The COO didn't like it.   I said "What?  She looks playful."  :mrgreen:


----------



## GoldenJackal (Feb 21, 2009)

lol Everyone has Steam. I see Garry's Mod. :3 All my games are hidden in the object dock at the top of my desktop. I like TF2 out of all of them, though.


----------



## Eevee (Feb 21, 2009)

I still do not understand the allure in posting what would be usable wallpaper if it weren't covered with icons nobody else cares about

if you have some cool theme installed, throw up some windows and show us; if you're using an OS default, just post the damn wallpaper



here have the ultimate thrown-up-window-to-show-us
(this is lower-right desktop, for ferrox)




ACTION SHOT
(this is upper-left desktop, for misc, although I stole gvim from upper-right which is personal projects)
goddamn I need to theme irssi


----------



## Adrianfolf (Feb 21, 2009)

Labeled region entries:
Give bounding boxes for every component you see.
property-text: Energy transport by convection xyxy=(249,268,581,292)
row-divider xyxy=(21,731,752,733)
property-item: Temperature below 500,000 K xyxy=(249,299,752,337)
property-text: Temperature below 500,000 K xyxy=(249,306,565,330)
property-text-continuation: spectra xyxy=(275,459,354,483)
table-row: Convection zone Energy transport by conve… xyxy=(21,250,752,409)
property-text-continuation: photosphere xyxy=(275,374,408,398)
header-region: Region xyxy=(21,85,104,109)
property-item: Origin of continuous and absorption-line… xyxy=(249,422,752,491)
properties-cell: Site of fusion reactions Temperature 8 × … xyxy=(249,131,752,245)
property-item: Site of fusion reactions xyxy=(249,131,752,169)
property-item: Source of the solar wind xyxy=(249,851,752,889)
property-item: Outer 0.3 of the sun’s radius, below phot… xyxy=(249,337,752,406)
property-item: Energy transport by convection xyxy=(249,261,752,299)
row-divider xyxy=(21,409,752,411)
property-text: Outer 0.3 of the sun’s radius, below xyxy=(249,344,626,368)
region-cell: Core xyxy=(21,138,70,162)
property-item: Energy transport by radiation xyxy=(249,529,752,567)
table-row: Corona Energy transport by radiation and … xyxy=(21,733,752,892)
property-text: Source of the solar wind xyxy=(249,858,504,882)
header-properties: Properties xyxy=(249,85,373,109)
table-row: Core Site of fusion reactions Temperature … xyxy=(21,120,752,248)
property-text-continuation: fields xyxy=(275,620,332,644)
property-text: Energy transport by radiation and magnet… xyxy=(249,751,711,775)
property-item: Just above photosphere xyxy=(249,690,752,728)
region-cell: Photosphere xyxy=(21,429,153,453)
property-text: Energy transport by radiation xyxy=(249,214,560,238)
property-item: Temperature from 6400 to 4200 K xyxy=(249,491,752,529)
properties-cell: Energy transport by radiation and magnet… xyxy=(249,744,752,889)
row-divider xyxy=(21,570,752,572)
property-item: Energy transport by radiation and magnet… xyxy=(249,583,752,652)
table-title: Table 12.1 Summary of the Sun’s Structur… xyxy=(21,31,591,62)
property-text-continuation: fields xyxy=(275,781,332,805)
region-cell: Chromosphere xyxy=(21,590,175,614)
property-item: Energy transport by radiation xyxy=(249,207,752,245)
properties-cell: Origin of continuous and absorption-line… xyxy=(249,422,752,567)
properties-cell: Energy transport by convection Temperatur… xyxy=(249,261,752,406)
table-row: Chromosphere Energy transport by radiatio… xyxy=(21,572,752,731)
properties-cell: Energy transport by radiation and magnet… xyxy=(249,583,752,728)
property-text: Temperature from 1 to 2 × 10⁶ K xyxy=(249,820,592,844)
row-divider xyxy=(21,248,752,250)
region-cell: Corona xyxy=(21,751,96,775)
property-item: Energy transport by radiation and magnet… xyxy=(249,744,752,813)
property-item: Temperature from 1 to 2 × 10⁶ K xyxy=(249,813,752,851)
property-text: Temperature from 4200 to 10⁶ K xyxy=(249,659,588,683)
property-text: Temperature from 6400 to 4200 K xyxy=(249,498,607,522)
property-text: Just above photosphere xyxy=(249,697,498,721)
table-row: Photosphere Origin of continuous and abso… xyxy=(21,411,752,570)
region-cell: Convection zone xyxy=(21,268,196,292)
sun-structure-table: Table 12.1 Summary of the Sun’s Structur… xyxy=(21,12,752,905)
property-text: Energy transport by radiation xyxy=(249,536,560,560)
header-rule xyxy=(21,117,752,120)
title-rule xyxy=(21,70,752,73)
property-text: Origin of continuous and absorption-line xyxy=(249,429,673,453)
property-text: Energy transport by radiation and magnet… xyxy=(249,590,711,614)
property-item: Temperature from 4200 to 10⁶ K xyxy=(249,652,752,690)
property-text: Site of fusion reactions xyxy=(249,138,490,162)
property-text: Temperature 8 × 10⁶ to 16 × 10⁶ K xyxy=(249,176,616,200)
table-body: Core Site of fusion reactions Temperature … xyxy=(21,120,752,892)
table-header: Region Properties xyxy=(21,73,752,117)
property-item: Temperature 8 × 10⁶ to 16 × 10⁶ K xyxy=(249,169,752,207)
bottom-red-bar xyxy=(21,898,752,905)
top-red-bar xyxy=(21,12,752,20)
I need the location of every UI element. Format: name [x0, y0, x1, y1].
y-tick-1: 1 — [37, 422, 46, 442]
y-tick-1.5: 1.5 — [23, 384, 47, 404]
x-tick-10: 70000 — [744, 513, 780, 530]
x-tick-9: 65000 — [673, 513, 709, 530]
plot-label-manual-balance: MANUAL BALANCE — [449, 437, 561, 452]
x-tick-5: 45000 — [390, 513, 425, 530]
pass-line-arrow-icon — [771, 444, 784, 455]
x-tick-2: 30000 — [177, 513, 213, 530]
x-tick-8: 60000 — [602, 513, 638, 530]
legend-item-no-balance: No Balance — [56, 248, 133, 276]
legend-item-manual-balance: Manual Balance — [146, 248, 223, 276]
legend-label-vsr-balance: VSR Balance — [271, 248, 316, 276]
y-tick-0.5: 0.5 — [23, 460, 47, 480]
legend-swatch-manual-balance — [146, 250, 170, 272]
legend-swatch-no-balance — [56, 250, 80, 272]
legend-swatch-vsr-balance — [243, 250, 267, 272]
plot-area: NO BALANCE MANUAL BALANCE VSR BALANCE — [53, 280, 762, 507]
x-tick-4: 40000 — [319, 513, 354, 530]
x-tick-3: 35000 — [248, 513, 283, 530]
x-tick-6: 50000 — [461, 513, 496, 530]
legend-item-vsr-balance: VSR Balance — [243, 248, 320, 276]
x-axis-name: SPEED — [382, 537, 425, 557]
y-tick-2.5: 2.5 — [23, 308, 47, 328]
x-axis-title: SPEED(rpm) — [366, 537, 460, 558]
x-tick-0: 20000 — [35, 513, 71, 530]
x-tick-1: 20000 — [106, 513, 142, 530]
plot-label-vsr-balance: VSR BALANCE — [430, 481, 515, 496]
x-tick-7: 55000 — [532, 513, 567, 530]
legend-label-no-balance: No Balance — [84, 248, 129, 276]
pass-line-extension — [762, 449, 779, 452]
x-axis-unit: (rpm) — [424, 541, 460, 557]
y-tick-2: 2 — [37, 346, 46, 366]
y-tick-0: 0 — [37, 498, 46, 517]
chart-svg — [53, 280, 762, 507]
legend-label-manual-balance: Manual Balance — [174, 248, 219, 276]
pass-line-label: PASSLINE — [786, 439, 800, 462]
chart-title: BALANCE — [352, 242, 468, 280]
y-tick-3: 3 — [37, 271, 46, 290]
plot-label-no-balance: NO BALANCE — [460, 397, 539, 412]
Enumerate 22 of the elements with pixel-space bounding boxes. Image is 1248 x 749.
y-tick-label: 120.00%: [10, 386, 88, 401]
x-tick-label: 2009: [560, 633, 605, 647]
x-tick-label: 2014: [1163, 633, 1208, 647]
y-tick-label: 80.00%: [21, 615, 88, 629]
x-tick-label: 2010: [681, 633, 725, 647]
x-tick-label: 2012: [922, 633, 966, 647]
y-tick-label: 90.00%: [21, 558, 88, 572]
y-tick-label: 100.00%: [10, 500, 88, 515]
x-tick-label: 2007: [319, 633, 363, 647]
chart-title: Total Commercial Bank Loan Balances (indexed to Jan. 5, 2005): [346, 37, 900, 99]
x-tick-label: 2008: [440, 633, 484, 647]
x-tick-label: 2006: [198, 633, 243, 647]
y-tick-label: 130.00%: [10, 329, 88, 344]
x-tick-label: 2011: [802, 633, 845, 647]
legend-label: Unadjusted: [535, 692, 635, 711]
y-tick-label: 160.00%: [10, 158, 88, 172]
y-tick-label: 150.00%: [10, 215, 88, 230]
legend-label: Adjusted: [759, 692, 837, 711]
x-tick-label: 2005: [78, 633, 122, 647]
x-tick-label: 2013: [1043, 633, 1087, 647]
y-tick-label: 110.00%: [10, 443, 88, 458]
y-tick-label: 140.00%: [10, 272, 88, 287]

Exercises to complete:
[a] List the usernames that appear in the post headers of the forum thread.
[b] From the records, extract every line from the very first one through the line that contains "properties-cell: Site of", including both ends, and reproduce them exactly.

The answers:
[a]
GoldenJackal
Eevee
Adrianfolf

[b]
Give bounding boxes for every component you see.
property-text: Energy transport by convection xyxy=(249,268,581,292)
row-divider xyxy=(21,731,752,733)
property-item: Temperature below 500,000 K xyxy=(249,299,752,337)
property-text: Temperature below 500,000 K xyxy=(249,306,565,330)
property-text-continuation: spectra xyxy=(275,459,354,483)
table-row: Convection zone Energy transport by conve… xyxy=(21,250,752,409)
property-text-continuation: photosphere xyxy=(275,374,408,398)
header-region: Region xyxy=(21,85,104,109)
property-item: Origin of continuous and absorption-line… xyxy=(249,422,752,491)
properties-cell: Site of fusion reactions Temperature 8 × … xyxy=(249,131,752,245)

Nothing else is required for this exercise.